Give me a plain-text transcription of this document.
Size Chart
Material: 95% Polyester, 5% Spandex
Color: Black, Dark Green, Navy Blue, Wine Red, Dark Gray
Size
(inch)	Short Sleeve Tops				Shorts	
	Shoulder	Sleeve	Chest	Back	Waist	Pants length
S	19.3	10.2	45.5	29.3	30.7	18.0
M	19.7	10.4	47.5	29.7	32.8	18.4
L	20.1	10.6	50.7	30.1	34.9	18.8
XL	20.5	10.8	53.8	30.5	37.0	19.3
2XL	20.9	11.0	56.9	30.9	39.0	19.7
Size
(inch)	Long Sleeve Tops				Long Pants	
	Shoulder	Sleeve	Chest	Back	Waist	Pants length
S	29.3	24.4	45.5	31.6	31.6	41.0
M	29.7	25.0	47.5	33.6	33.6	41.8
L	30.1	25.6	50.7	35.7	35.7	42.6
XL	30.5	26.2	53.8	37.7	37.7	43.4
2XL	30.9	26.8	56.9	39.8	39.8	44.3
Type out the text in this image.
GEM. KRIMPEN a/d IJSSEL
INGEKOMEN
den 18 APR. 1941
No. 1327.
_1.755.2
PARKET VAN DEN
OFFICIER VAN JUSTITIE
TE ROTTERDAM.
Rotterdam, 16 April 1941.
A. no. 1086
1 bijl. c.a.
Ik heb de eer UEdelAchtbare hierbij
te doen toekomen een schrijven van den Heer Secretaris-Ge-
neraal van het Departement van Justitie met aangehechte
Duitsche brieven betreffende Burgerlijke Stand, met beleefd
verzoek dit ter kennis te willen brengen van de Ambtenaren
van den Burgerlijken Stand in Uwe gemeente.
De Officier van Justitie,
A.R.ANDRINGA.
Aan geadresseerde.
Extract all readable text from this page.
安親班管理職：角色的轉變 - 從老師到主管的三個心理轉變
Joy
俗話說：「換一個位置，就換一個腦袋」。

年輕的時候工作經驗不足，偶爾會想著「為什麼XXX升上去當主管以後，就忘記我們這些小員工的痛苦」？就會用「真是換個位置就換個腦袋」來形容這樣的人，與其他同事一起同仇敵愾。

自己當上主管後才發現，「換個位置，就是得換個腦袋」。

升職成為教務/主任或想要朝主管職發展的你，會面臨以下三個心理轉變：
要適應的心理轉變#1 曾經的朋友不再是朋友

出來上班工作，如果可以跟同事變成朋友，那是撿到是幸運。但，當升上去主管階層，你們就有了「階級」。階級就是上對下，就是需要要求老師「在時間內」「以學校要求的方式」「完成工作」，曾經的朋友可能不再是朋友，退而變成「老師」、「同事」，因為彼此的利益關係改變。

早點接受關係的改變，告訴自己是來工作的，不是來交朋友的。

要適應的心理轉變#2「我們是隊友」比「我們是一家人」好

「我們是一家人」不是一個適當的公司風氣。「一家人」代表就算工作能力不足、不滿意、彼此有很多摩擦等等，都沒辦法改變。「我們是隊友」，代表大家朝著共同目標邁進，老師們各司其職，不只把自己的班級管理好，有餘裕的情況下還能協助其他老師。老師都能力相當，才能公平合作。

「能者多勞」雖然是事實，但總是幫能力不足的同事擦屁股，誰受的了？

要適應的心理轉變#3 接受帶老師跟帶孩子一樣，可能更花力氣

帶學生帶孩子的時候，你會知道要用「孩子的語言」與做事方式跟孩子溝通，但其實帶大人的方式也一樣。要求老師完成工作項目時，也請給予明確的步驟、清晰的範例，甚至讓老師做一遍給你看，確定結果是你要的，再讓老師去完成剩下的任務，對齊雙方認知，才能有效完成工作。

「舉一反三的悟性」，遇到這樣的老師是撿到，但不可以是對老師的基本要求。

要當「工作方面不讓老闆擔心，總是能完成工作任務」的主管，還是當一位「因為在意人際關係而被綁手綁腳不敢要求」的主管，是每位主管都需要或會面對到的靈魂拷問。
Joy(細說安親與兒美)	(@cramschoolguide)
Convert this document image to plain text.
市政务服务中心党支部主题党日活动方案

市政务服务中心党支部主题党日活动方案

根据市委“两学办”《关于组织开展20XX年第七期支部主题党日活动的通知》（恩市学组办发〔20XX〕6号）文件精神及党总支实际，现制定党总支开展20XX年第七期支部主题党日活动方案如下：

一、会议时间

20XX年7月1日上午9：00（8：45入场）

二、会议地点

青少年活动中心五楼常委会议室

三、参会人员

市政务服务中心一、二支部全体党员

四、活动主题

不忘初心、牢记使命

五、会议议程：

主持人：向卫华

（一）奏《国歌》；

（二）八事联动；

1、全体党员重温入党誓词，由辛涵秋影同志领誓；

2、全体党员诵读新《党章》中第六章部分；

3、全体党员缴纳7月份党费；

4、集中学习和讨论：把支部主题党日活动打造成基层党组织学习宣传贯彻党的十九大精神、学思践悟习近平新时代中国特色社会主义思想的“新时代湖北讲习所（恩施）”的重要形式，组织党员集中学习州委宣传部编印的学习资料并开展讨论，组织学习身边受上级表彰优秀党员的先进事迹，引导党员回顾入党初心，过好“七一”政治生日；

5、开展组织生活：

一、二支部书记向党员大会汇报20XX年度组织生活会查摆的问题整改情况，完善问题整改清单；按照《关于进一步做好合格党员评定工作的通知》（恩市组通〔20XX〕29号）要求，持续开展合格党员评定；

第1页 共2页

※

● What is expected: Using the material above, gather every line that includes "Stand".

● Answer below:
Duitsche brieven betreffende Burgerlijke Stand, met beleefd
van den Burgerlijken Stand in Uwe gemeente.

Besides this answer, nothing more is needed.